### GIVEN TASK
Repeat every line below exactly, word for word.

--- start DATA EXCERPTS ---

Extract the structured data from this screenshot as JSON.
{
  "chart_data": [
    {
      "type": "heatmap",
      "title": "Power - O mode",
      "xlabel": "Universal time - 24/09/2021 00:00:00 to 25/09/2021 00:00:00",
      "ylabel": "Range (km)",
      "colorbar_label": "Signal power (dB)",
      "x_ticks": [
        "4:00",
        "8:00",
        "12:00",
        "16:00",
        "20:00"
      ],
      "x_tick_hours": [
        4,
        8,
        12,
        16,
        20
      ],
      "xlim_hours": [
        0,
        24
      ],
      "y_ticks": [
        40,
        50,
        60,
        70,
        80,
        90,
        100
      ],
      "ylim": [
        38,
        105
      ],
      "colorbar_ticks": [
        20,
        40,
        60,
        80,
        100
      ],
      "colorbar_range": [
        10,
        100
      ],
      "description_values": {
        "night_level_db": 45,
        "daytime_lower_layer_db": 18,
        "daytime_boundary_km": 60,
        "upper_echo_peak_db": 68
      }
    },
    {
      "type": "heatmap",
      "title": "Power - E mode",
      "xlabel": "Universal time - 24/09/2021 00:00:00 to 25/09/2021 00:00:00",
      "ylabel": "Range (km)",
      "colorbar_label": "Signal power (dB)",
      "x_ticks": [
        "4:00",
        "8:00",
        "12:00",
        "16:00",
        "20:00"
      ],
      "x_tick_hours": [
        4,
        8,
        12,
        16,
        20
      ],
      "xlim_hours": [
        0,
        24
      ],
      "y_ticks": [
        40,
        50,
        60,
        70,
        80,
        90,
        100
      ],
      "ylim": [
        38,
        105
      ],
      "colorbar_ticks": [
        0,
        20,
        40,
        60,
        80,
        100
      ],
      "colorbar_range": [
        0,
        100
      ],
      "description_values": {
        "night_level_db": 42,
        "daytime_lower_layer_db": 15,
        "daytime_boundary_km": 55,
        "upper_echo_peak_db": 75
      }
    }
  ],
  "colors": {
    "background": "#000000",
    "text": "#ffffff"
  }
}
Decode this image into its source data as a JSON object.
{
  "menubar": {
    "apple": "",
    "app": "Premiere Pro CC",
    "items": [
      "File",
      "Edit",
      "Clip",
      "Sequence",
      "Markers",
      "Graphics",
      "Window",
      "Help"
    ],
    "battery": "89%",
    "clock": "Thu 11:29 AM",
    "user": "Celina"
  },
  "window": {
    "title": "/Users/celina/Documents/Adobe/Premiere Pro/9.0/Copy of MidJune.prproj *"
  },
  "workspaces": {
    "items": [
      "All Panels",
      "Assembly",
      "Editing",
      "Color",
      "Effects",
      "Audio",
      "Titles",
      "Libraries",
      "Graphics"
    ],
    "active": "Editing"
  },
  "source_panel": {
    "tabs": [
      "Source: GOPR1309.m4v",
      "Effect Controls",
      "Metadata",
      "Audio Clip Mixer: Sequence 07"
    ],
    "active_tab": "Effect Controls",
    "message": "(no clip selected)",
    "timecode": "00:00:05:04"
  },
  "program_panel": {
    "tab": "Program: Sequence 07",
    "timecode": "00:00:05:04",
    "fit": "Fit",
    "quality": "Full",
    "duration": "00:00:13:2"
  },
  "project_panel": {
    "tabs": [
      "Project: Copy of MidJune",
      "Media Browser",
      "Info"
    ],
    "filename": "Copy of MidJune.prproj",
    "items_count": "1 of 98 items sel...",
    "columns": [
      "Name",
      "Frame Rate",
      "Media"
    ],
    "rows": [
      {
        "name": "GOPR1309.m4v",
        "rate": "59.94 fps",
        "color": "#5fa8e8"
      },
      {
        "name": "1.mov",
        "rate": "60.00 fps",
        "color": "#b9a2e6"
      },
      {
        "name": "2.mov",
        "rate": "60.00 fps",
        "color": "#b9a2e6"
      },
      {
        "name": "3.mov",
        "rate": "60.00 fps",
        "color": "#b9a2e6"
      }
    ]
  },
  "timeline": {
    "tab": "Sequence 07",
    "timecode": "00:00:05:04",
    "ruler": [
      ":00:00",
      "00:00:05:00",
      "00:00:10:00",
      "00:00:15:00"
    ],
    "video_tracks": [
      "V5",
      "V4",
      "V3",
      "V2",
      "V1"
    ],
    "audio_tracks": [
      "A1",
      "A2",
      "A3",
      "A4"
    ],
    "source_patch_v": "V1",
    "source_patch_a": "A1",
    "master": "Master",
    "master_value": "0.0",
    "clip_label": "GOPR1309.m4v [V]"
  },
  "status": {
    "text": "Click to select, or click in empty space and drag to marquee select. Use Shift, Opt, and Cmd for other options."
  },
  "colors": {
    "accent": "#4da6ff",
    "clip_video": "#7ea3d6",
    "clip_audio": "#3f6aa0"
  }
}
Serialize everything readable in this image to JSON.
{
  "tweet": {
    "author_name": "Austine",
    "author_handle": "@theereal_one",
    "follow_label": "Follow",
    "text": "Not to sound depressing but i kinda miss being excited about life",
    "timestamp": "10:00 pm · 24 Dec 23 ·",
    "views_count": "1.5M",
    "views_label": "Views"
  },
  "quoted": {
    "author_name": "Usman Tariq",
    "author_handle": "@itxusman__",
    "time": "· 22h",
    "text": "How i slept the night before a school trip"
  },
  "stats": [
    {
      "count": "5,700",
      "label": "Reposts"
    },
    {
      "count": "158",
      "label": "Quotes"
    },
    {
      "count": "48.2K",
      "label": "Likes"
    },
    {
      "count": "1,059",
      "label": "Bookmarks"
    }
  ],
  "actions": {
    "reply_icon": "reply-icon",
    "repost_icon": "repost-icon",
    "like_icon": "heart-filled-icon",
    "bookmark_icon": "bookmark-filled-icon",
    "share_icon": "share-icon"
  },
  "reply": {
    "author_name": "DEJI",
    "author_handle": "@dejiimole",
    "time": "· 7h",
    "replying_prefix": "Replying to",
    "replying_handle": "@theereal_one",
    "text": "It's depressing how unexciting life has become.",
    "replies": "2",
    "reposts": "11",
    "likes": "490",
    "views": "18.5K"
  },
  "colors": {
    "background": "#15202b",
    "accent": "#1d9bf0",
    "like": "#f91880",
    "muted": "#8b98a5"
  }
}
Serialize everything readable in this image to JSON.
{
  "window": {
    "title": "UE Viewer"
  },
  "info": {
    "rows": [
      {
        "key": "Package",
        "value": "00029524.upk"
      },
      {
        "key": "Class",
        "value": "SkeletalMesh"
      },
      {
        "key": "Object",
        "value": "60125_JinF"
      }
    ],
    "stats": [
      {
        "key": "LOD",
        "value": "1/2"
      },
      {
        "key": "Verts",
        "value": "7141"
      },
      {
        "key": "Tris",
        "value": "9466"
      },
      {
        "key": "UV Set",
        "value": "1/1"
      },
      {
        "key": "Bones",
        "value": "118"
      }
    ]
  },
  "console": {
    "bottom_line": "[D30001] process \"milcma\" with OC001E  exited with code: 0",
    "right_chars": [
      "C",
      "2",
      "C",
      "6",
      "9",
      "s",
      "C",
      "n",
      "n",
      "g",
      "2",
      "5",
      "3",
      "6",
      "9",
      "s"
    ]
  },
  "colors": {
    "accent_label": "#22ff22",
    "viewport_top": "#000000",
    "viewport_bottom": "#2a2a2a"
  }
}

--- end DATA EXCERPTS ---

### RESULT
Extract the structured data from this screenshot as JSON.
{
  "chart_data": [
    {
      "type": "heatmap",
      "title": "Power - O mode",
      "xlabel": "Universal time - 24/09/2021 00:00:00 to 25/09/2021 00:00:00",
      "ylabel": "Range (km)",
      "colorbar_label": "Signal power (dB)",
      "x_ticks": [
        "4:00",
        "8:00",
        "12:00",
        "16:00",
        "20:00"
      ],
      "x_tick_hours": [
        4,
        8,
        12,
        16,
        20
      ],
      "xlim_hours": [
        0,
        24
      ],
      "y_ticks": [
        40,
        50,
        60,
        70,
        80,
        90,
        100
      ],
      "ylim": [
        38,
        105
      ],
      "colorbar_ticks": [
        20,
        40,
        60,
        80,
        100
      ],
      "colorbar_range": [
        10,
        100
      ],
      "description_values": {
        "night_level_db": 45,
        "daytime_lower_layer_db": 18,
        "daytime_boundary_km": 60,
        "upper_echo_peak_db": 68
      }
    },
    {
      "type": "heatmap",
      "title": "Power - E mode",
      "xlabel": "Universal time - 24/09/2021 00:00:00 to 25/09/2021 00:00:00",
      "ylabel": "Range (km)",
      "colorbar_label": "Signal power (dB)",
      "x_ticks": [
        "4:00",
        "8:00",
        "12:00",
        "16:00",
        "20:00"
      ],
      "x_tick_hours": [
        4,
        8,
        12,
        16,
        20
      ],
      "xlim_hours": [
        0,
        24
      ],
      "y_ticks": [
        40,
        50,
        60,
        70,
        80,
        90,
        100
      ],
      "ylim": [
        38,
        105
      ],
      "colorbar_ticks": [
        0,
        20,
        40,
        60,
        80,
        100
      ],
      "colorbar_range": [
        0,
        100
      ],
      "description_values": {
        "night_level_db": 42,
        "daytime_lower_layer_db": 15,
        "daytime_boundary_km": 55,
        "upper_echo_peak_db": 75
      }
    }
  ],
  "colors": {
    "background": "#000000",
    "text": "#ffffff"
  }
}
Decode this image into its source data as a JSON object.
{
  "menubar": {
    "apple": "",
    "app": "Premiere Pro CC",
    "items": [
      "File",
      "Edit",
      "Clip",
      "Sequence",
      "Markers",
      "Graphics",
      "Window",
      "Help"
    ],
    "battery": "89%",
    "clock": "Thu 11:29 AM",
    "user": "Celina"
  },
  "window": {
    "title": "/Users/celina/Documents/Adobe/Premiere Pro/9.0/Copy of MidJune.prproj *"
  },
  "workspaces": {
    "items": [
      "All Panels",
      "Assembly",
      "Editing",
      "Color",
      "Effects",
      "Audio",
      "Titles",
      "Libraries",
      "Graphics"
    ],
    "active": "Editing"
  },
  "source_panel": {
    "tabs": [
      "Source: GOPR1309.m4v",
      "Effect Controls",
      "Metadata",
      "Audio Clip Mixer: Sequence 07"
    ],
    "active_tab": "Effect Controls",
    "message": "(no clip selected)",
    "timecode": "00:00:05:04"
  },
  "program_panel": {
    "tab": "Program: Sequence 07",
    "timecode": "00:00:05:04",
    "fit": "Fit",
    "quality": "Full",
    "duration": "00:00:13:2"
  },
  "project_panel": {
    "tabs": [
      "Project: Copy of MidJune",
      "Media Browser",
      "Info"
    ],
    "filename": "Copy of MidJune.prproj",
    "items_count": "1 of 98 items sel...",
    "columns": [
      "Name",
      "Frame Rate",
      "Media"
    ],
    "rows": [
      {
        "name": "GOPR1309.m4v",
        "rate": "59.94 fps",
        "color": "#5fa8e8"
      },
      {
        "name": "1.mov",
        "rate": "60.00 fps",
        "color": "#b9a2e6"
      },
      {
        "name": "2.mov",
        "rate": "60.00 fps",
        "color": "#b9a2e6"
      },
      {
        "name": "3.mov",
        "rate": "60.00 fps",
        "color": "#b9a2e6"
      }
    ]
  },
  "timeline": {
    "tab": "Sequence 07",
    "timecode": "00:00:05:04",
    "ruler": [
      ":00:00",
      "00:00:05:00",
      "00:00:10:00",
      "00:00:15:00"
    ],
    "video_tracks": [
      "V5",
      "V4",
      "V3",
      "V2",
      "V1"
    ],
    "audio_tracks": [
      "A1",
      "A2",
      "A3",
      "A4"
    ],
    "source_patch_v": "V1",
    "source_patch_a": "A1",
    "master": "Master",
    "master_value": "0.0",
    "clip_label": "GOPR1309.m4v [V]"
  },
  "status": {
    "text": "Click to select, or click in empty space and drag to marquee select. Use Shift, Opt, and Cmd for other options."
  },
  "colors": {
    "accent": "#4da6ff",
    "clip_video": "#7ea3d6",
    "clip_audio": "#3f6aa0"
  }
}
Serialize everything readable in this image to JSON.
{
  "tweet": {
    "author_name": "Austine",
    "author_handle": "@theereal_one",
    "follow_label": "Follow",
    "text": "Not to sound depressing but i kinda miss being excited about life",
    "timestamp": "10:00 pm · 24 Dec 23 ·",
    "views_count": "1.5M",
    "views_label": "Views"
  },
  "quoted": {
    "author_name": "Usman Tariq",
    "author_handle": "@itxusman__",
    "time": "· 22h",
    "text": "How i slept the night before a school trip"
  },
  "stats": [
    {
      "count": "5,700",
      "label": "Reposts"
    },
    {
      "count": "158",
      "label": "Quotes"
    },
    {
      "count": "48.2K",
      "label": "Likes"
    },
    {
      "count": "1,059",
      "label": "Bookmarks"
    }
  ],
  "actions": {
    "reply_icon": "reply-icon",
    "repost_icon": "repost-icon",
    "like_icon": "heart-filled-icon",
    "bookmark_icon": "bookmark-filled-icon",
    "share_icon": "share-icon"
  },
  "reply": {
    "author_name": "DEJI",
    "author_handle": "@dejiimole",
    "time": "· 7h",
    "replying_prefix": "Replying to",
    "replying_handle": "@theereal_one",
    "text": "It's depressing how unexciting life has become.",
    "replies": "2",
    "reposts": "11",
    "likes": "490",
    "views": "18.5K"
  },
  "colors": {
    "background": "#15202b",
    "accent": "#1d9bf0",
    "like": "#f91880",
    "muted": "#8b98a5"
  }
}
Serialize everything readable in this image to JSON.
{
  "window": {
    "title": "UE Viewer"
  },
  "info": {
    "rows": [
      {
        "key": "Package",
        "value": "00029524.upk"
      },
      {
        "key": "Class",
        "value": "SkeletalMesh"
      },
      {
        "key": "Object",
        "value": "60125_JinF"
      }
    ],
    "stats": [
      {
        "key": "LOD",
        "value": "1/2"
      },
      {
        "key": "Verts",
        "value": "7141"
      },
      {
        "key": "Tris",
        "value": "9466"
      },
      {
        "key": "UV Set",
        "value": "1/1"
      },
      {
        "key": "Bones",
        "value": "118"
      }
    ]
  },
  "console": {
    "bottom_line": "[D30001] process \"milcma\" with OC001E  exited with code: 0",
    "right_chars": [
      "C",
      "2",
      "C",
      "6",
      "9",
      "s",
      "C",
      "n",
      "n",
      "g",
      "2",
      "5",
      "3",
      "6",
      "9",
      "s"
    ]
  },
  "colors": {
    "accent_label": "#22ff22",
    "viewport_top": "#000000",
    "viewport_bottom": "#2a2a2a"
  }
}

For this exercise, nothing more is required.